Any picture among the records should be left out, please; retype the rest exactly.

## Data for this exercise

◆ ◆ ◆ ◆

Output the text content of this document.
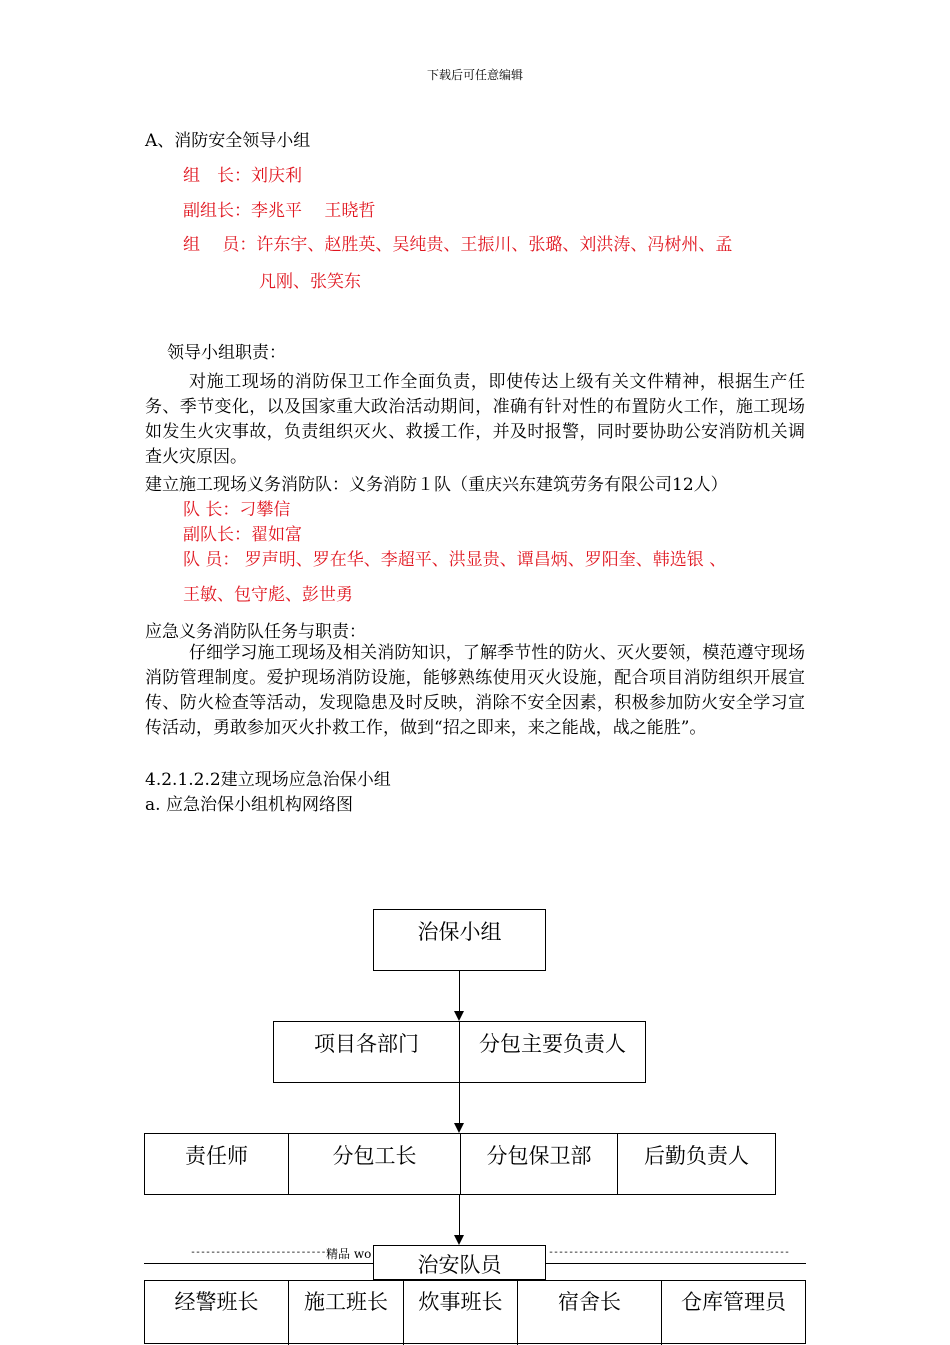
下载后可任意编辑
A、消防安全领导小组
组　长：刘庆利
副组长：李兆平　 王晓哲
组　 员：许东宇、赵胜英、吴纯贵、王振川、张璐、刘洪涛、冯树州、孟
凡刚、张笑东
领导小组职责：
对施工现场的消防保卫工作全面负责，即使传达上级有关文件精神，根据生产任务、季节变化，以及国家重大政治活动期间，准确有针对性的布置防火工作，施工现场如发生火灾事故，负责组织灭火、救援工作，并及时报警，同时要协助公安消防机关调查火灾原因。
建立施工现场义务消防队：义务消防１队（重庆兴东建筑劳务有限公司12人）
队 长：刁攀信
副队长：翟如富
队 员： 罗声明、罗在华、李超平、洪显贵、谭昌炳、罗阳奎、韩选银 、
王敏、包守彪、彭世勇
应急义务消防队任务与职责：
仔细学习施工现场及相关消防知识，了解季节性的防火、灭火要领，模范遵守现场消防管理制度。爱护现场消防设施，能够熟练使用灭火设施，配合项目消防组织开展宣传、防火检查等活动，发现隐患及时反映，消除不安全因素，积极参加防火安全学习宣传活动，勇敢参加灭火扑救工作，做到“招之即来，来之能战，战之能胜”。
4.2.1.2.2建立现场应急治保小组
a. 应急治保小组机构网络图
治保小组
项目各部门	分包主要负责人
责任师	分包工长	分包保卫部	后勤负责人
-----------------------------
精品 wo	------------------------------------------------
治安队员
经警班长	施工班长	炊事班长	宿舍长	仓库管理员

◆ ◆ ◆ ◆

## Complete answer
Output the text content of this document.
下载后可任意编辑
A、消防安全领导小组
组　长：刘庆利
副组长：李兆平　 王晓哲
组　 员：许东宇、赵胜英、吴纯贵、王振川、张璐、刘洪涛、冯树州、孟
凡刚、张笑东
领导小组职责：
对施工现场的消防保卫工作全面负责，即使传达上级有关文件精神，根据生产任务、季节变化，以及国家重大政治活动期间，准确有针对性的布置防火工作，施工现场如发生火灾事故，负责组织灭火、救援工作，并及时报警，同时要协助公安消防机关调查火灾原因。
建立施工现场义务消防队：义务消防１队（重庆兴东建筑劳务有限公司12人）
队 长：刁攀信
副队长：翟如富
队 员： 罗声明、罗在华、李超平、洪显贵、谭昌炳、罗阳奎、韩选银 、
王敏、包守彪、彭世勇
应急义务消防队任务与职责：
仔细学习施工现场及相关消防知识，了解季节性的防火、灭火要领，模范遵守现场消防管理制度。爱护现场消防设施，能够熟练使用灭火设施，配合项目消防组织开展宣传、防火检查等活动，发现隐患及时反映，消除不安全因素，积极参加防火安全学习宣传活动，勇敢参加灭火扑救工作，做到“招之即来，来之能战，战之能胜”。
4.2.1.2.2建立现场应急治保小组
a. 应急治保小组机构网络图
治保小组
项目各部门	分包主要负责人
责任师	分包工长	分包保卫部	后勤负责人
-----------------------------
精品 wo	------------------------------------------------
治安队员
经警班长	施工班长	炊事班长	宿舍长	仓库管理员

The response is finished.